Direction |
Show all lines holding "Legal".

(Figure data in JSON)
———

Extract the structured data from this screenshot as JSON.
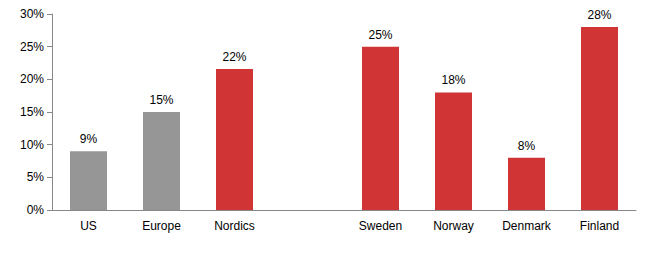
{
  "chart_data": {
    "type": "bar",
    "categories": [
      "US",
      "Europe",
      "Nordics",
      null,
      "Sweden",
      "Norway",
      "Denmark",
      "Finland"
    ],
    "values": [
      9,
      15,
      21.6,
      null,
      25,
      18,
      8,
      28
    ],
    "value_labels": [
      "9%",
      "15%",
      "22%",
      null,
      "25%",
      "18%",
      "8%",
      "28%"
    ],
    "colors": [
      "#969696",
      "#969696",
      "#d03434",
      null,
      "#d03434",
      "#d03434",
      "#d03434",
      "#d03434"
    ],
    "ylim": [
      0,
      30
    ],
    "yticks": [
      {
        "value": 0,
        "label": "0%"
      },
      {
        "value": 5,
        "label": "5%"
      },
      {
        "value": 10,
        "label": "10%"
      },
      {
        "value": 15,
        "label": "15%"
      },
      {
        "value": 20,
        "label": "20%"
      },
      {
        "value": 25,
        "label": "25%"
      },
      {
        "value": 30,
        "label": "30%"
      }
    ],
    "grid": false,
    "data_labels": true
  }
}
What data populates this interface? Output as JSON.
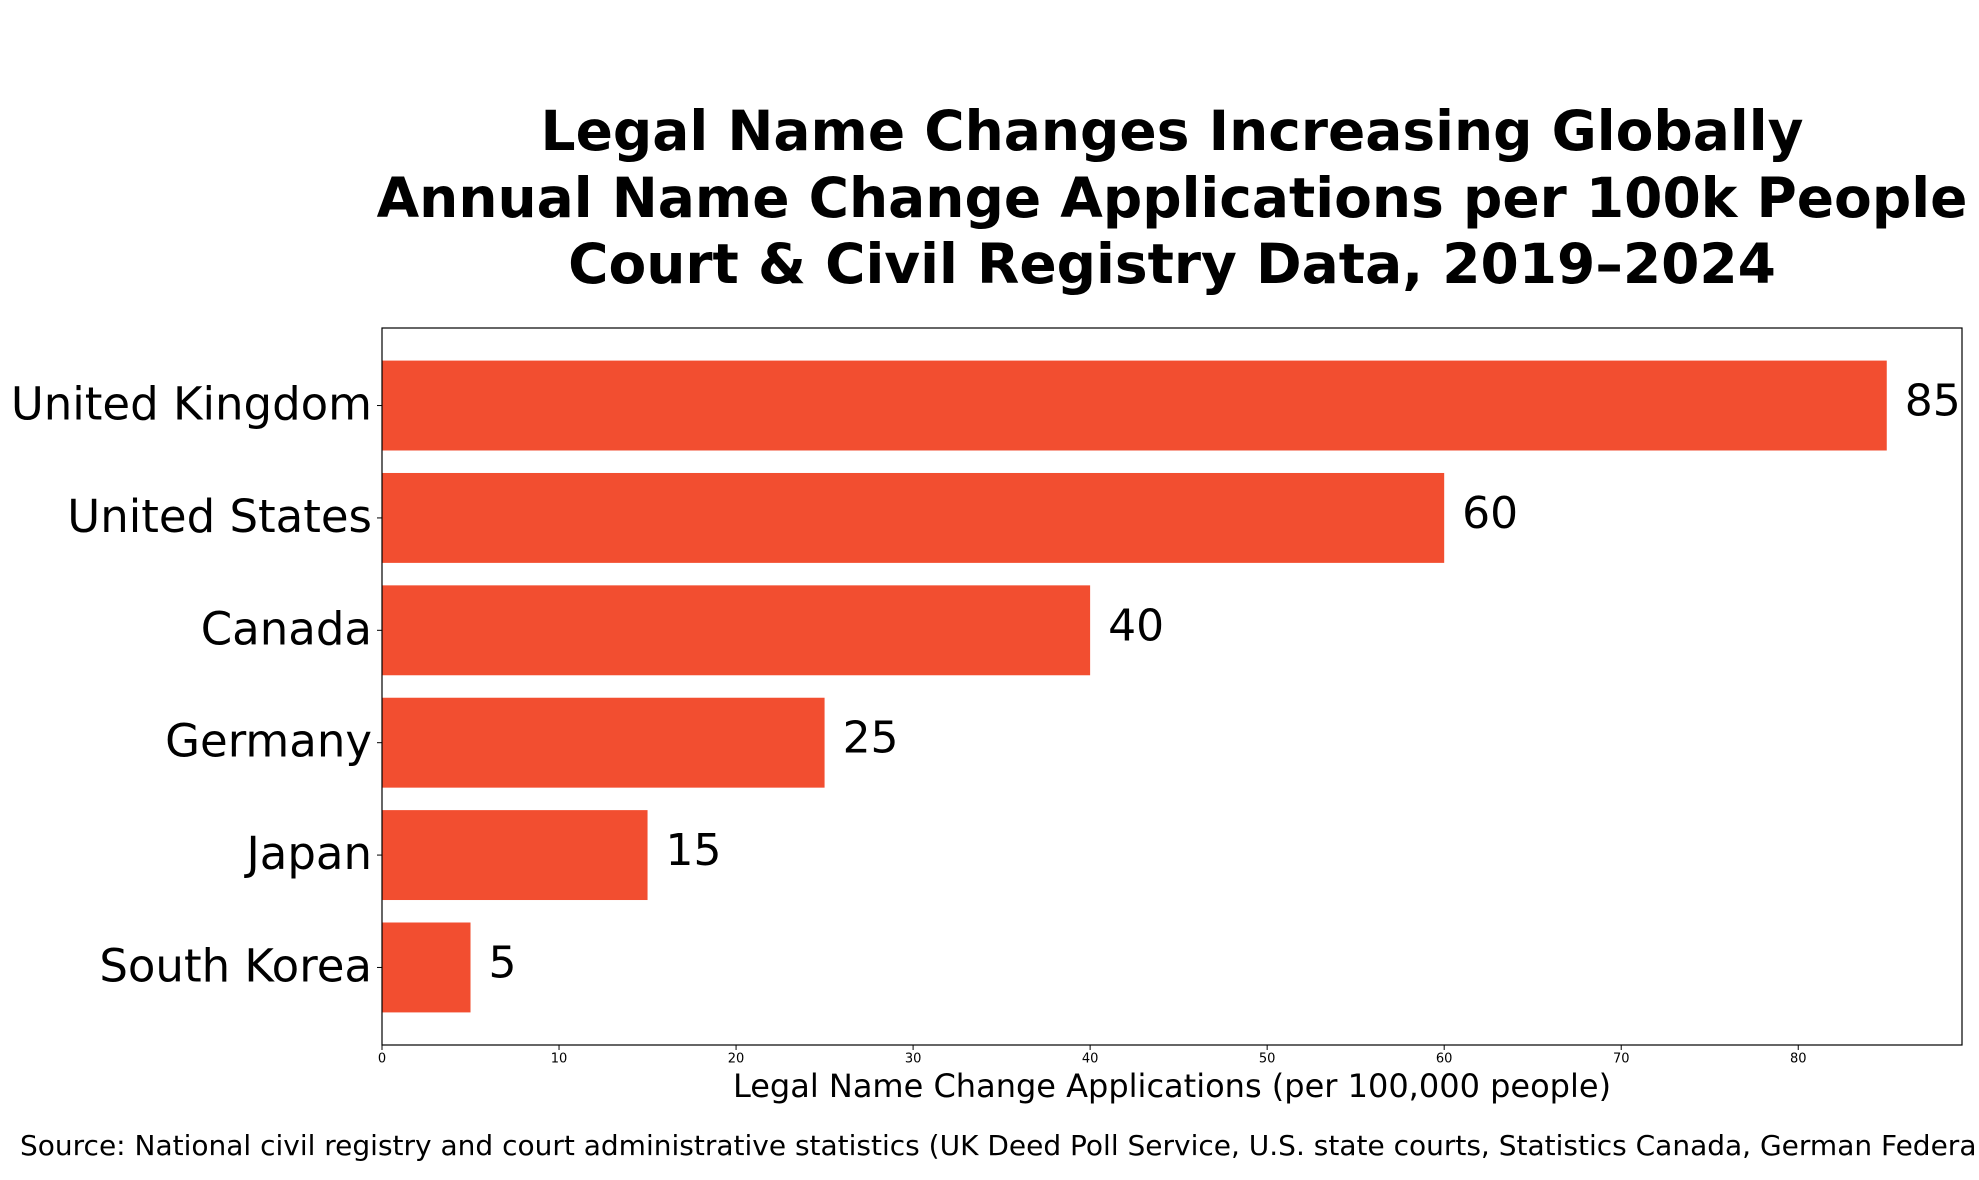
{
  "chart_data": {
    "type": "barh",
    "title": [
      "Legal Name Changes Increasing Globally",
      "Annual Name Change Applications per 100k People",
      "Court & Civil Registry Data, 2019–2024"
    ],
    "categories": [
      "United Kingdom",
      "United States",
      "Canada",
      "Germany",
      "Japan",
      "South Korea"
    ],
    "values": [
      85,
      60,
      40,
      25,
      15,
      5
    ],
    "color": "#f24e30",
    "xlabel": "Legal Name Change Applications (per 100,000 people)",
    "xlim": [
      0,
      89.25
    ],
    "xticks": [
      0,
      10,
      20,
      30,
      40,
      50,
      60,
      70,
      80
    ],
    "source": "Source: National civil registry and court administrative statistics (UK Deed Poll Service, U.S. state courts, Statistics Canada, German Federal"
  }
}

———

Answer to the problem |
      "Legal Name Changes Increasing Globally",
    "xlabel": "Legal Name Change Applications (per 100,000 people)",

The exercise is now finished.